• [Dataset content]:

══════════

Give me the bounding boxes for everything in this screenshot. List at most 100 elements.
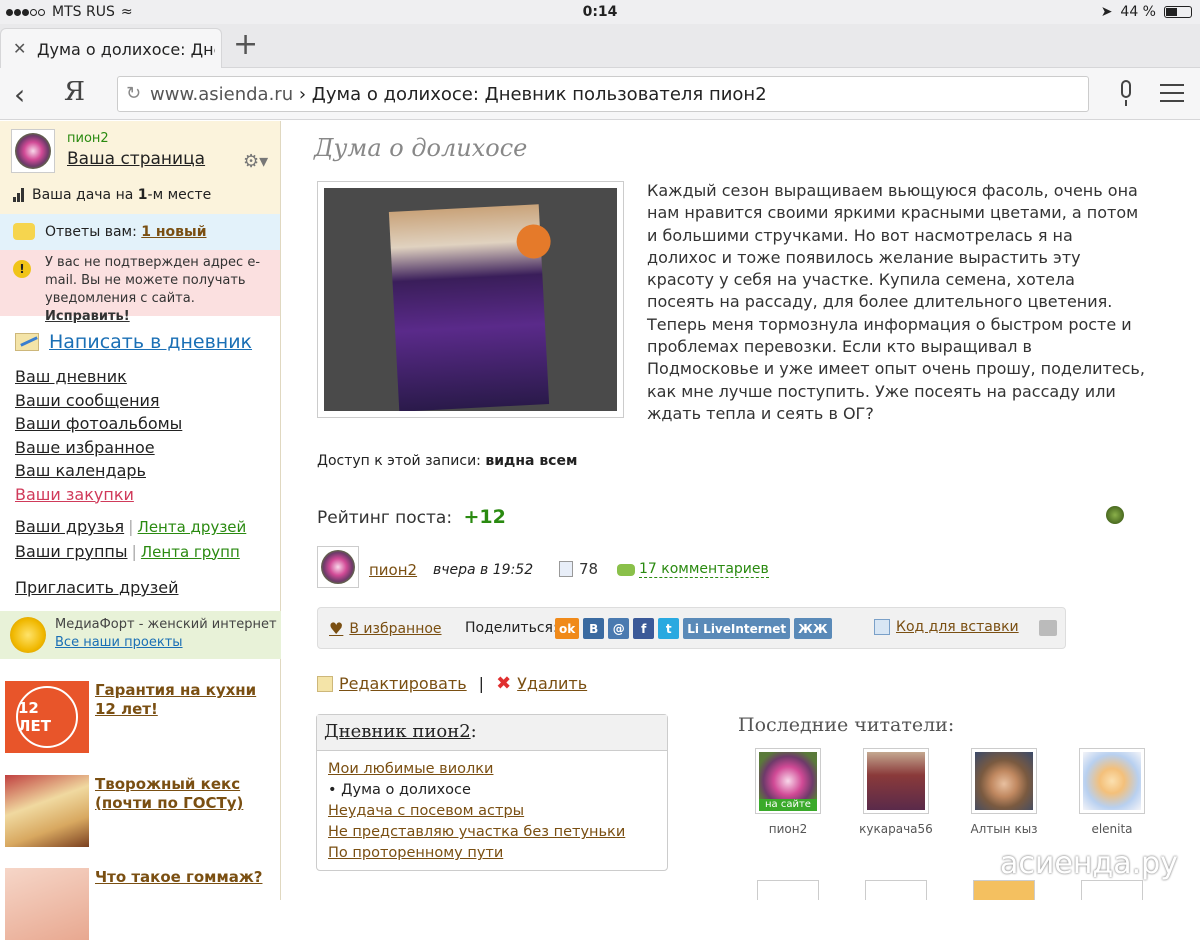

══════════

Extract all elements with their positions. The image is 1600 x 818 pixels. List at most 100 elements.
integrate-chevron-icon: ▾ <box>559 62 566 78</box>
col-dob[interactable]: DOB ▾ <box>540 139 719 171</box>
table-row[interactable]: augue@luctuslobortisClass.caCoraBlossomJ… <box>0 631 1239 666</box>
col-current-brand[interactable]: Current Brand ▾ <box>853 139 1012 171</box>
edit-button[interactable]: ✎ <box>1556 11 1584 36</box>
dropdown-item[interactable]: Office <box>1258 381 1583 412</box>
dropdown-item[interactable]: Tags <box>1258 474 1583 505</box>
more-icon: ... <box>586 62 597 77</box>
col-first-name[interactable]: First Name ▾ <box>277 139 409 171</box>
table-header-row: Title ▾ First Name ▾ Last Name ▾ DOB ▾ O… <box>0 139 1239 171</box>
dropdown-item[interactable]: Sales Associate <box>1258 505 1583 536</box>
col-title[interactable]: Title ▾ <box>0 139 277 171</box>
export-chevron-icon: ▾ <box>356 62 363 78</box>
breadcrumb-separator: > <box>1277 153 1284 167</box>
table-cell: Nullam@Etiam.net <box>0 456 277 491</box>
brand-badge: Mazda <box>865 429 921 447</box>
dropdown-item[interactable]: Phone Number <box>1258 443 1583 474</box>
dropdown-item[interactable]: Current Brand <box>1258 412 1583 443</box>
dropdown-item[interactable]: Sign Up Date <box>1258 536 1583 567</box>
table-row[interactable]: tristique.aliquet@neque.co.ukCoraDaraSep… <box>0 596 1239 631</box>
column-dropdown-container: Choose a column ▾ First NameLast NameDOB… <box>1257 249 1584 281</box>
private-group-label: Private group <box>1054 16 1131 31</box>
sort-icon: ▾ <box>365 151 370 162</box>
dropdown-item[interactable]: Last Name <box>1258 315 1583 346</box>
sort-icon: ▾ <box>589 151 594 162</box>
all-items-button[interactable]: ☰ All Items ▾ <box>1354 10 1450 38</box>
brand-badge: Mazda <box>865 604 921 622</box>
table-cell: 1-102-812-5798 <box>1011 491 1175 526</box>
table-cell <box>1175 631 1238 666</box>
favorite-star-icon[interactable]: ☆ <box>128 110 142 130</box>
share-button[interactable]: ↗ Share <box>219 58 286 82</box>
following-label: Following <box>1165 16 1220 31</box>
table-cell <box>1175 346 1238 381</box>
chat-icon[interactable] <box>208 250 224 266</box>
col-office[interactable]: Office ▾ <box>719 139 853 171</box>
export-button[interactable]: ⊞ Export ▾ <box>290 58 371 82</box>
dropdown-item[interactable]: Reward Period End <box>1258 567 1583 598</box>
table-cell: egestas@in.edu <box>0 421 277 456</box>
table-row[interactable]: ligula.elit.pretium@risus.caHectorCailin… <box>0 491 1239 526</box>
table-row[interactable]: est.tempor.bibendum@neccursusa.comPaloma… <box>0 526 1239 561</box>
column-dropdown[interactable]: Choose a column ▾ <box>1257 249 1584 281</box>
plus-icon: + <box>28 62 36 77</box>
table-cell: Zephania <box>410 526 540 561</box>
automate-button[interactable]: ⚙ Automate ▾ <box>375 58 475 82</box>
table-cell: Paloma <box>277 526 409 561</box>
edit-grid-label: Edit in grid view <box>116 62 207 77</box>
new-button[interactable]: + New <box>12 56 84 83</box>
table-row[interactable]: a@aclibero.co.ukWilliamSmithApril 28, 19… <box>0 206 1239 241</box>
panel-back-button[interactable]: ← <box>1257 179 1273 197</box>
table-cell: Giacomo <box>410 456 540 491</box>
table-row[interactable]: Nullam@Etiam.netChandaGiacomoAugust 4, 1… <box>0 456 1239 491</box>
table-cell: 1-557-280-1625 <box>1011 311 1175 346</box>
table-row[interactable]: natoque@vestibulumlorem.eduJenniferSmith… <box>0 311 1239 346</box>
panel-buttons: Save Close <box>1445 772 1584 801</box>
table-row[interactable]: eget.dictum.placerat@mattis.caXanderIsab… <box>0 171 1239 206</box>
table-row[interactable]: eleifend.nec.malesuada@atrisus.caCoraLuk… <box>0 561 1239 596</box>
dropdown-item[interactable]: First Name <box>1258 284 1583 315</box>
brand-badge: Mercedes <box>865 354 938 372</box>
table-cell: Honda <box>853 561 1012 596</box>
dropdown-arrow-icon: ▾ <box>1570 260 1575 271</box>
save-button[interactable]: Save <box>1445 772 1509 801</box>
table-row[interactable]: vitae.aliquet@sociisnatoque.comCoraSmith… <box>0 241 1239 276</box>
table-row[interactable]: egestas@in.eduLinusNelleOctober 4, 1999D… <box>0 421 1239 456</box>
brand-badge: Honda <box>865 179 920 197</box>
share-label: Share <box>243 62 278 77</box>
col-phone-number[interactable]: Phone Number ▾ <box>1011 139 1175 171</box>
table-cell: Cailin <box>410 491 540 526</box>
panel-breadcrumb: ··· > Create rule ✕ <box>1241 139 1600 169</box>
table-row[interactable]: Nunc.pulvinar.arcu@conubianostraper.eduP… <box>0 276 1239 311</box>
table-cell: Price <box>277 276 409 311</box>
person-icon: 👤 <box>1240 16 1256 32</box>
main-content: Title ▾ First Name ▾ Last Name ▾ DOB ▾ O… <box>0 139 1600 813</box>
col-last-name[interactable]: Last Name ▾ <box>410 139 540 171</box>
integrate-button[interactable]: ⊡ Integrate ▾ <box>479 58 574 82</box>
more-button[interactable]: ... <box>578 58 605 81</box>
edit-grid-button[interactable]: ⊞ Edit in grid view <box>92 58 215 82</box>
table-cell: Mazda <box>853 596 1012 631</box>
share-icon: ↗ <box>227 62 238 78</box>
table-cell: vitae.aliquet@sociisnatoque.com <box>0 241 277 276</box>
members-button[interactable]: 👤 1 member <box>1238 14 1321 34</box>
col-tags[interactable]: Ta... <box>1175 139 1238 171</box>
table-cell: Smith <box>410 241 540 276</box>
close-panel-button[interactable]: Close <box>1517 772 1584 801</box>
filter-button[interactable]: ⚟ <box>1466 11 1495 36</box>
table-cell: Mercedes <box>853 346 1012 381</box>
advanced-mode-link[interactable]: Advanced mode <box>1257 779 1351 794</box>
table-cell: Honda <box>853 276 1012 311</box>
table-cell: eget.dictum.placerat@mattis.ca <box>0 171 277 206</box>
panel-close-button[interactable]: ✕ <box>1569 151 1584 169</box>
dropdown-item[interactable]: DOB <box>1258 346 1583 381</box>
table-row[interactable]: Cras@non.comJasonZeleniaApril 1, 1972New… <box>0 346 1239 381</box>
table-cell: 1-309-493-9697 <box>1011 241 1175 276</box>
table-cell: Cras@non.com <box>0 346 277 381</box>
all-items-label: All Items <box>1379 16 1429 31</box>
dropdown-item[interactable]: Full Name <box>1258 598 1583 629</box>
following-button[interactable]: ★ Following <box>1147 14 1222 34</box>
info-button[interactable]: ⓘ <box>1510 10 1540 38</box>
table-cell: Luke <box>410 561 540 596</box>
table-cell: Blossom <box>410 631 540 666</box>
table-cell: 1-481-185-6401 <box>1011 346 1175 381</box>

══════════

• [Written exercise]: Report every line of the material above that contains the string "eget", copying each line in full. Case counts.

• [Written answer]:
table-row[interactable]: eget.dictum.placerat@mattis.caXanderIsab… <box>0 171 1239 206</box>
table-cell: eget.dictum.placerat@mattis.ca <box>0 171 277 206</box>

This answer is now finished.